▸ PROVIDED INFORMATION:
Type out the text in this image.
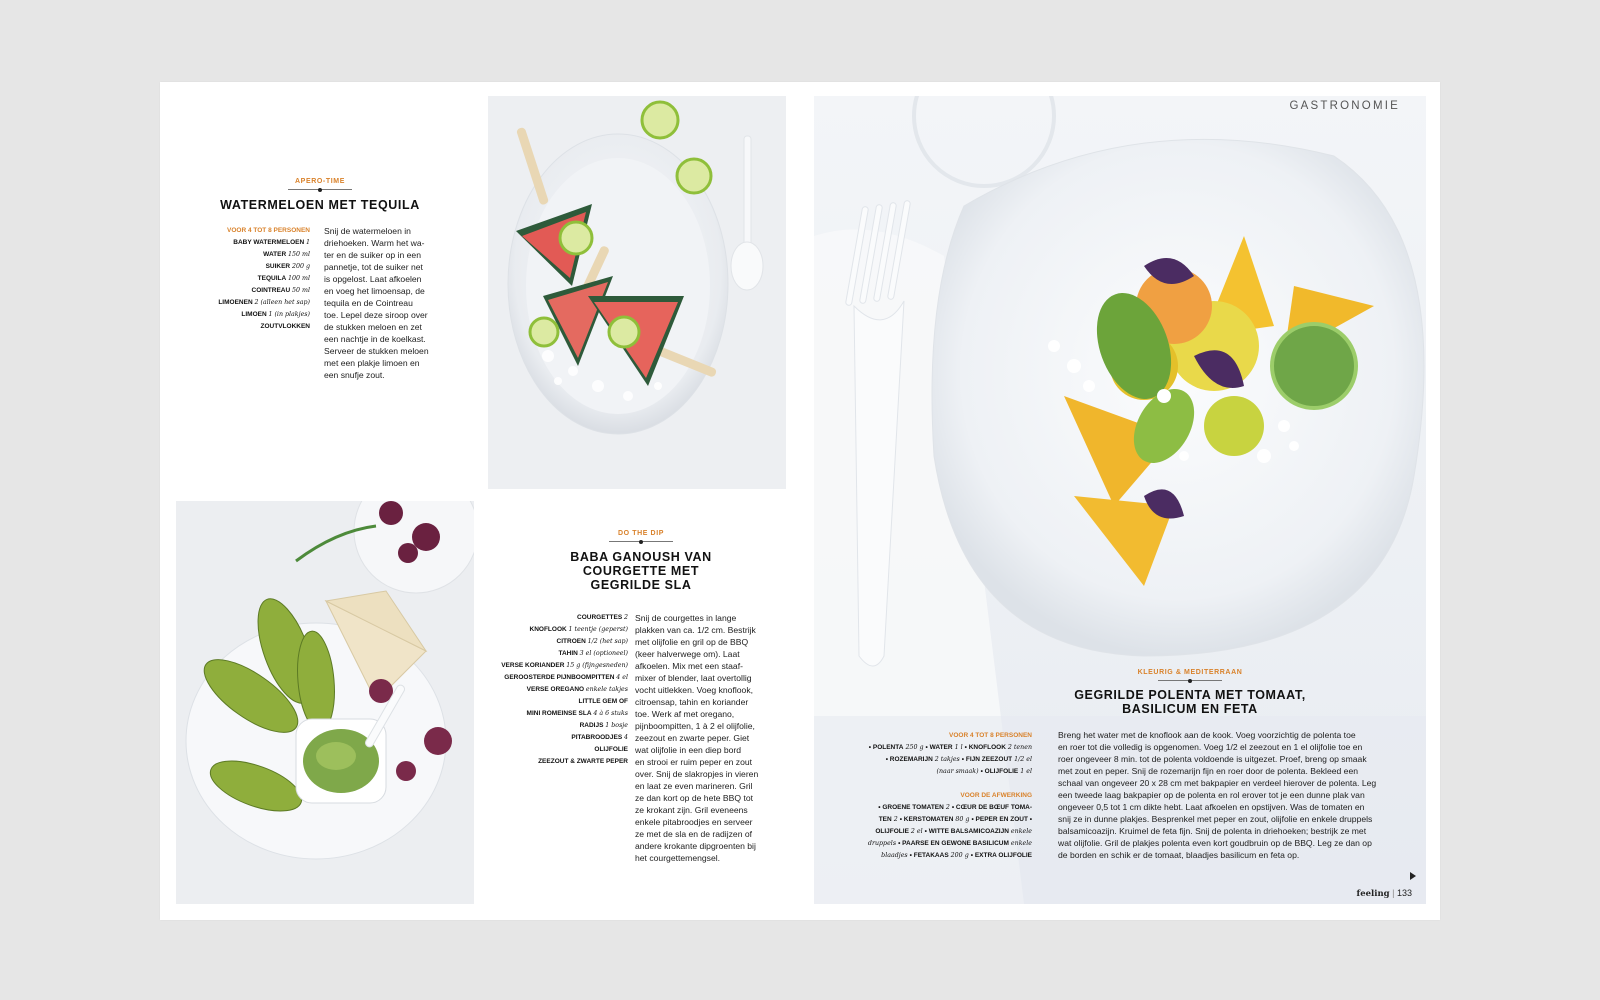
APERO-TIME
WATERMELOEN MET TEQUILA
VOOR 4 TOT 8 PERSONEN
BABY WATERMELOEN 1
WATER 150 ml
SUIKER 200 g
TEQUILA 100 ml
COINTREAU 50 ml
LIMOENEN 2 (alleen het sap)
LIMOEN 1 (in plakjes)
ZOUTVLOKKEN
Snij de watermeloen in
driehoeken. Warm het wa-
ter en de suiker op in een
pannetje, tot de suiker net
is opgelost. Laat afkoelen
en voeg het limoensap, de
tequila en de Cointreau
toe. Lepel deze siroop over
de stukken meloen en zet
een nachtje in de koelkast.
Serveer de stukken meloen
met een plakje limoen en
een snufje zout.
DO THE DIP
BABA GANOUSH VAN
COURGETTE MET
GEGRILDE SLA
COURGETTES 2
KNOFLOOK 1 teentje (geperst)
CITROEN 1/2 (het sap)
TAHIN 3 el (optioneel)
VERSE KORIANDER 15 g (fijngesneden)
GEROOSTERDE PIJNBOOMPITTEN 4 el
VERSE OREGANO enkele takjes
LITTLE GEM OF
MINI ROMEINSE SLA 4 à 6 stuks
RADIJS 1 bosje
PITABROODJES 4
OLIJFOLIE
ZEEZOUT & ZWARTE PEPER
Snij de courgettes in lange
plakken van ca. 1/2 cm. Bestrijk
met olijfolie en gril op de BBQ
(keer halverwege om). Laat
afkoelen. Mix met een staaf-
mixer of blender, laat overtollig
vocht uitlekken. Voeg knoflook,
citroensap, tahin en koriander
toe. Werk af met oregano,
pijnboompitten, 1 à 2 el olijfolie,
zeezout en zwarte peper. Giet
wat olijfolie in een diep bord
en strooi er ruim peper en zout
over. Snij de slakropjes in vieren
en laat ze even marineren. Gril
ze dan kort op de hete BBQ tot
ze krokant zijn. Gril eveneens
enkele pitabroodjes en serveer
ze met de sla en de radijzen of
andere krokante dipgroenten bij
het courgettemengsel.
GASTRONOMIE
KLEURIG & MEDITERRAAN
GEGRILDE POLENTA MET TOMAAT,
BASILICUM EN FETA
VOOR 4 TOT 8 PERSONEN
• POLENTA 250 g • WATER 1 l • KNOFLOOK 2 tenen
• ROZEMARIJN 2 takjes • FIJN ZEEZOUT 1/2 el
(naar smaak) • OLIJFOLIE 1 el
VOOR DE AFWERKING
• GROENE TOMATEN 2 • CŒUR DE BŒUF TOMA-
TEN 2 • KERSTOMATEN 80 g • PEPER EN ZOUT •
OLIJFOLIE 2 el • WITTE BALSAMICOAZIJN enkele
druppels • PAARSE EN GEWONE BASILICUM enkele
blaadjes • FETAKAAS 200 g • EXTRA OLIJFOLIE
Breng het water met de knoflook aan de kook. Voeg voorzichtig de polenta toe
en roer tot die volledig is opgenomen. Voeg 1/2 el zeezout en 1 el olijfolie toe en
roer ongeveer 8 min. tot de polenta voldoende is uitgezet. Proef, breng op smaak
met zout en peper. Snij de rozemarijn fijn en roer door de polenta. Bekleed een
schaal van ongeveer 20 x 28 cm met bakpapier en verdeel hierover de polenta. Leg
een tweede laag bakpapier op de polenta en rol erover tot je een dunne plak van
ongeveer 0,5 tot 1 cm dikte hebt. Laat afkoelen en opstijven. Was de tomaten en
snij ze in dunne plakjes. Besprenkel met peper en zout, olijfolie en enkele druppels
balsamicoazijn. Kruimel de feta fijn. Snij de polenta in driehoeken; bestrijk ze met
wat olijfolie. Gril de plakjes polenta even kort goudbruin op de BBQ. Leg ze dan op
de borden en schik er de tomaat, blaadjes basilicum en feta op.
feeling | 133
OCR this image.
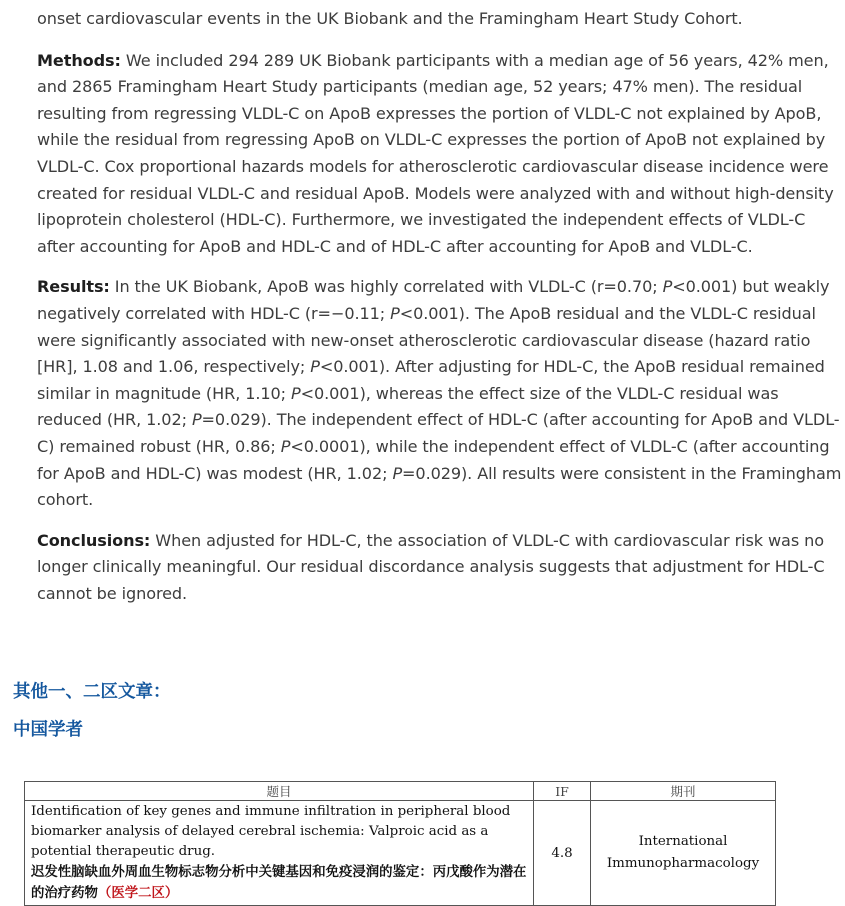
onset cardiovascular events in the UK Biobank and the Framingham Heart Study Cohort.

Methods: We included 294 289 UK Biobank participants with a median age of 56 years, 42% men, and 2865 Framingham Heart Study participants (median age, 52 years; 47% men). The residual resulting from regressing VLDL-C on ApoB expresses the portion of VLDL-C not explained by ApoB, while the residual from regressing ApoB on VLDL-C expresses the portion of ApoB not explained by VLDL-C. Cox proportional hazards models for atherosclerotic cardiovascular disease incidence were created for residual VLDL-C and residual ApoB. Models were analyzed with and without high-density lipoprotein cholesterol (HDL-C). Furthermore, we investigated the independent effects of VLDL-C after accounting for ApoB and HDL-C and of HDL-C after accounting for ApoB and VLDL-C.

Results: In the UK Biobank, ApoB was highly correlated with VLDL-C (r=0.70; P<0.001) but weakly negatively correlated with HDL-C (r=−0.11; P<0.001). The ApoB residual and the VLDL-C residual were significantly associated with new-onset atherosclerotic cardiovascular disease (hazard ratio [HR], 1.08 and 1.06, respectively; P<0.001). After adjusting for HDL-C, the ApoB residual remained similar in magnitude (HR, 1.10; P<0.001), whereas the effect size of the VLDL-C residual was reduced (HR, 1.02; P=0.029). The independent effect of HDL-C (after accounting for ApoB and VLDL-C) remained robust (HR, 0.86; P<0.0001), while the independent effect of VLDL-C (after accounting for ApoB and HDL-C) was modest (HR, 1.02; P=0.029). All results were consistent in the Framingham cohort.

Conclusions: When adjusted for HDL-C, the association of VLDL-C with cardiovascular risk was no longer clinically meaningful. Our residual discordance analysis suggests that adjustment for HDL-C cannot be ignored.

其他一、二区文章：
中国学者
题目	IF	期刊
Identification of key genes and immune infiltration in peripheral blood biomarker analysis of delayed cerebral ischemia: Valproic acid as a potential therapeutic drug.
迟发性脑缺血外周血生物标志物分析中关键基因和免疫浸润的鉴定：丙戊酸作为潜在的治疗药物（医学二区）	4.8	International Immunopharmacology
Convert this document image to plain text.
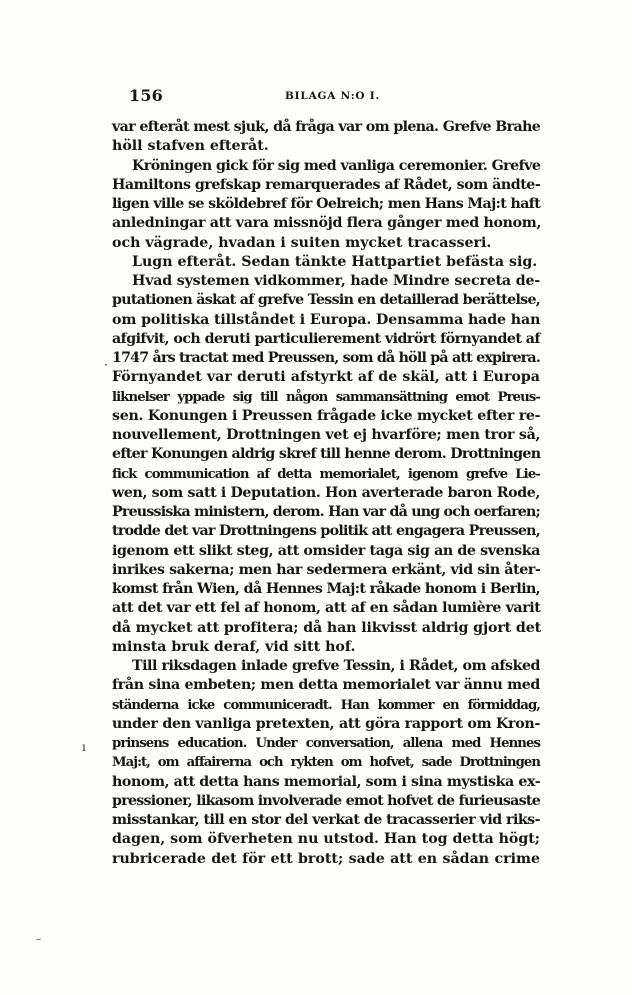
156	BILAGA N:O I.
var efteråt mest sjuk, då fråga var om plena. Grefve Brahe
höll stafven efteråt.
Kröningen gick för sig med vanliga ceremonier. Grefve
Hamiltons grefskap remarquerades af Rådet, som ändte-
ligen ville se sköldebref för Oelreich; men Hans Maj:t haft
anledningar att vara missnöjd flera gånger med honom,
och vägrade, hvadan i suiten mycket tracasseri.
Lugn efteråt. Sedan tänkte Hattpartiet befästa sig.
Hvad systemen vidkommer, hade Mindre secreta de-
putationen äskat af grefve Tessin en detaillerad berättelse,
om politiska tillståndet i Europa. Densamma hade han
afgifvit, och deruti particulierement vidrört förnyandet af
1747 års tractat med Preussen, som då höll på att expirera.
Förnyandet var deruti afstyrkt af de skäl, att i Europa
liknelser yppade sig till någon sammansättning emot Preus-
sen. Konungen i Preussen frågade icke mycket efter re-
nouvellement, Drottningen vet ej hvarföre; men tror så,
efter Konungen aldrig skref till henne derom. Drottningen
fick communication af detta memorialet, igenom grefve Lie-
wen, som satt i Deputation. Hon averterade baron Rode,
Preussiska ministern, derom. Han var då ung och oerfaren;
trodde det var Drottningens politik att engagera Preussen,
igenom ett slikt steg, att omsider taga sig an de svenska
inrikes sakerna; men har sedermera erkänt, vid sin åter-
komst från Wien, då Hennes Maj:t råkade honom i Berlin,
att det var ett fel af honom, att af en sådan lumière varit
då mycket att profitera; då han likvisst aldrig gjort det
minsta bruk deraf, vid sitt hof.
Till riksdagen inlade grefve Tessin, i Rådet, om afsked
från sina embeten; men detta memorialet var ännu med
ständerna icke communiceradt. Han kommer en förmiddag,
under den vanliga pretexten, att göra rapport om Kron-
prinsens education. Under conversation, allena med Hennes
Maj:t, om affairerna och rykten om hofvet, sade Drottningen
honom, att detta hans memorial, som i sina mystiska ex-
pressioner, likasom involverade emot hofvet de furieusaste
misstankar, till en stor del verkat de tracasserier vid riks-
dagen, som öfverheten nu utstod. Han tog detta högt;
rubricerade det för ett brott; sade att en sådan crime
·
ı
–
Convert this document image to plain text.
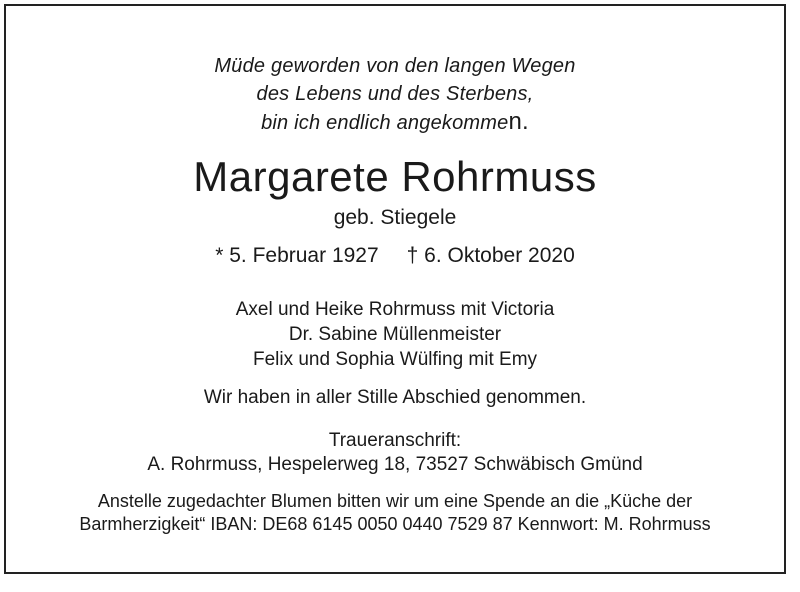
Müde geworden von den langen Wegen
des Lebens und des Sterbens,
bin ich endlich angekommen.
Margarete Rohrmuss
geb. Stiegele
* 5. Februar 1927 † 6. Oktober 2020
Axel und Heike Rohrmuss mit Victoria
Dr. Sabine Müllenmeister
Felix und Sophia Wülfing mit Emy
Wir haben in aller Stille Abschied genommen.
Traueranschrift:
A. Rohrmuss, Hespelerweg 18, 73527 Schwäbisch Gmünd
Anstelle zugedachter Blumen bitten wir um eine Spende an die „Küche der
Barmherzigkeit“ IBAN: DE68 6145 0050 0440 7529 87 Kennwort: M. Rohrmuss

▸ INSTRUCTIONS TO FOLLOW:
Only the lines above that include the word "mycket" belong in the answer; copy each one.

▸ ANSWER SECTION:
och vägrade, hvadan i suiten mycket tracasseri.
sen. Konungen i Preussen frågade icke mycket efter re-
då mycket att profitera; då han likvisst aldrig gjort det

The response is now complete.